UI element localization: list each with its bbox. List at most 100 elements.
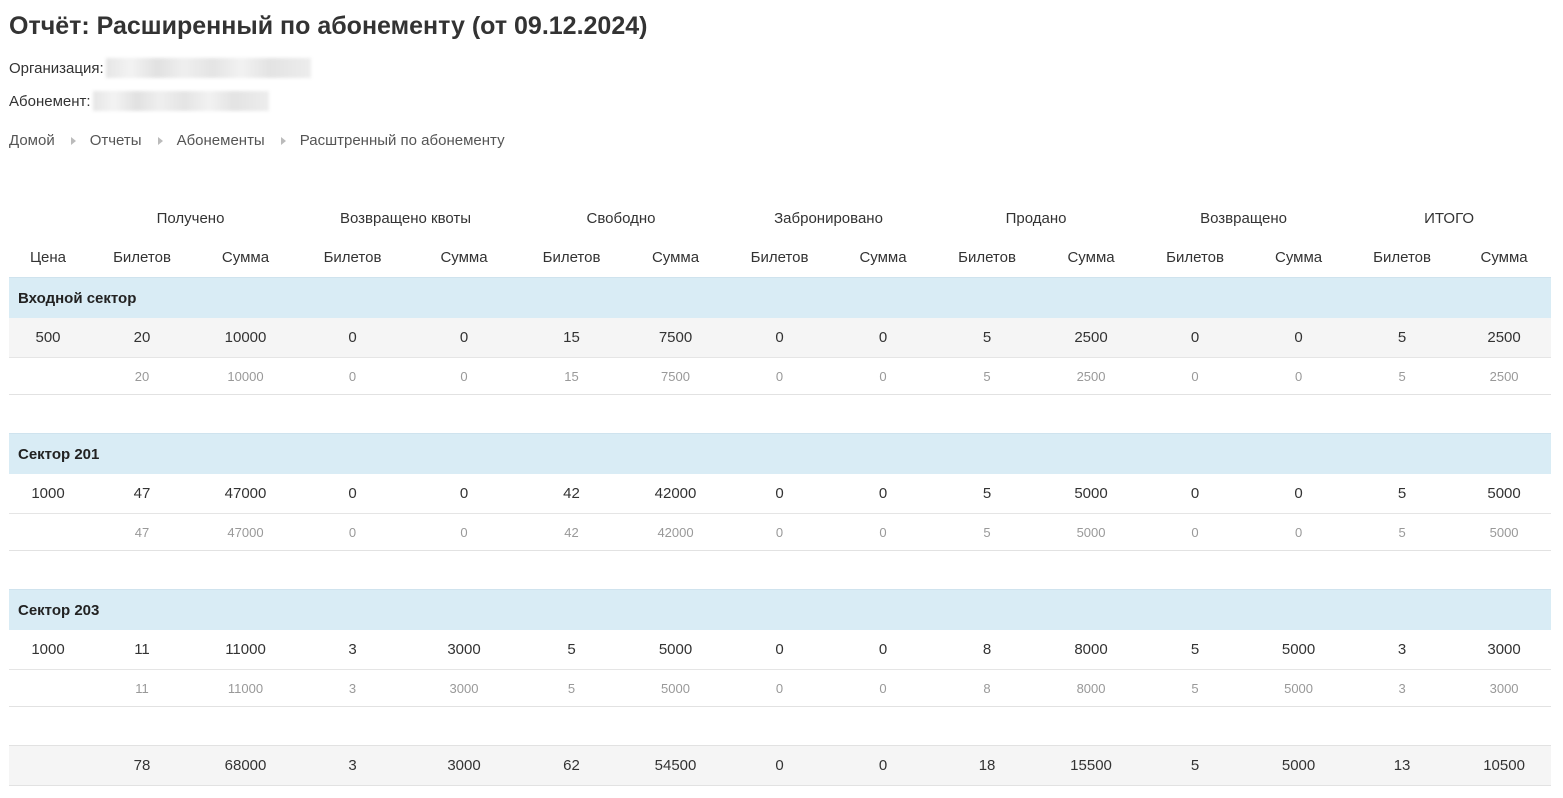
table-cell: 0 [411,474,518,514]
table-cell: 2500 [1042,318,1141,358]
group-header-empty [9,198,87,238]
column-header-tickets: Билетов [542,249,601,266]
sector-name: Сектор 201 [9,433,1552,474]
breadcrumb-subscriptions[interactable]: Абонементы [177,132,265,149]
table-cell [9,669,87,707]
column-header-tickets: Билетов [113,249,171,266]
table-cell: 0 [725,357,835,395]
table-cell: 15 [517,357,627,395]
spacer-cell [9,551,1551,590]
breadcrumb-current: Расштренный по абонементу [299,132,505,149]
table-cell: 0 [725,630,835,670]
report-page: Отчёт: Расширенный по абонементу (от 09.… [0,0,1563,798]
table-cell: 7500 [626,357,726,395]
table-cell: 5 [517,630,627,670]
table-cell: 18 [932,745,1043,786]
grand-total-row: 78 68000 3 3000 62 54500 0 0 18 15500 5 5000 13 10500 [9,745,1552,786]
table-cell: 3000 [1457,630,1552,670]
table-cell: 0 [294,357,411,395]
table-cell: 0 [834,318,933,358]
table-cell: 3 [1347,669,1458,707]
column-header-tickets: Билетов [1373,249,1431,266]
spacer-row [9,707,1551,746]
sector-name: Входной сектор [9,277,1552,318]
table-cell: 0 [834,357,933,395]
table-cell [9,357,87,395]
group-header-quota-returned: Возвращено квоты [339,209,472,227]
table-cell: 5000 [1250,745,1348,786]
table-cell: 42 [517,474,627,514]
spacer-row [9,395,1551,434]
table-cell: 2500 [1457,318,1552,358]
table-cell: 0 [725,474,835,514]
group-header-returned: Возвращено [1200,209,1287,227]
spacer-cell [9,707,1551,746]
table-cell: 42000 [626,513,726,551]
group-header-row: Получено Возвращено квоты Свободно Забро… [9,198,1551,238]
column-header-tickets: Билетов [1166,249,1224,266]
table-cell: 0 [294,513,411,551]
sector-header-row: Сектор 203 [9,589,1552,630]
breadcrumb-separator-icon [280,136,286,145]
table-cell: 47000 [197,513,294,551]
table-cell: 8 [932,669,1043,707]
table-cell: 10500 [1457,745,1552,786]
breadcrumb-reports[interactable]: Отчеты [90,132,142,149]
table-cell: 47 [87,474,197,514]
column-header-sum: Сумма [1274,249,1323,266]
table-cell: 0 [294,318,411,358]
table-cell: 7500 [626,318,726,358]
group-header-sold: Продано [1005,209,1067,227]
table-cell: 11000 [197,669,294,707]
table-cell: 15500 [1042,745,1141,786]
column-header-sum: Сумма [1067,249,1115,266]
table-cell: 47000 [197,474,294,514]
table-cell: 54500 [626,745,726,786]
table-cell: 3 [294,669,411,707]
table-cell: 5 [932,513,1043,551]
table-cell: 0 [411,513,518,551]
table-cell: 3000 [411,669,518,707]
table-cell: 3 [1347,630,1458,670]
report-body: Входной сектор 500 20 10000 0 0 15 7500 0 0 5 2500 0… [9,277,1552,786]
table-cell: 5 [1140,630,1251,670]
table-cell: 11 [87,630,197,670]
table-cell: 3000 [411,630,518,670]
table-cell: 5 [1347,474,1458,514]
sector-subtotal-row: 47 47000 0 0 42 42000 0 0 5 5000 0 0 5 5000 [9,513,1552,551]
table-cell: 5 [517,669,627,707]
column-header-sum: Сумма [440,249,488,266]
table-cell: 2500 [1042,357,1141,395]
column-header-tickets: Билетов [750,249,809,266]
table-cell: 0 [725,318,835,358]
price-row: 1000 47 47000 0 0 42 42000 0 0 5 5000 0 0 5 5000 [9,474,1552,514]
table-cell: 0 [1250,513,1348,551]
subscription-label: Абонемент: [9,92,91,110]
table-cell: 3000 [411,745,518,786]
breadcrumb-separator-icon [70,136,76,145]
column-header-sum: Сумма [859,249,907,266]
table-cell: 5000 [1457,513,1552,551]
table-cell: 1000 [9,630,87,670]
table-cell: 5 [932,318,1043,358]
table-cell: 5000 [1042,513,1141,551]
column-header-row: Цена Билетов Сумма Билетов Сумма Билетов… [9,238,1551,278]
subscription-value-redacted [92,91,269,111]
table-cell: 20 [87,318,197,358]
breadcrumb-home[interactable]: Домой [9,132,55,149]
table-cell: 2500 [1457,357,1552,395]
table-cell: 0 [1250,318,1348,358]
price-row: 500 20 10000 0 0 15 7500 0 0 5 2500 0 0 5 2500 [9,318,1552,358]
table-cell: 0 [1140,318,1251,358]
table-cell: 3 [294,630,411,670]
table-cell: 5 [1140,669,1251,707]
table-cell: 68000 [197,745,294,786]
page-title: Отчёт: Расширенный по абонементу (от 09.… [9,12,648,40]
organization-row: Организация: [9,58,311,78]
sector-header-row: Сектор 201 [9,433,1552,474]
spacer-cell [9,395,1551,434]
table-cell: 0 [1140,513,1251,551]
table-cell: 0 [725,745,835,786]
column-header-sum: Сумма [221,249,270,266]
table-cell: 42000 [626,474,726,514]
+ + + + + + +
EXERCISE AIM: Count the lines in the listing that contain the string "name", treating uppercase and lowercase as different, and give only the number.

OUTPUT FOR THIS EXERCISE: 2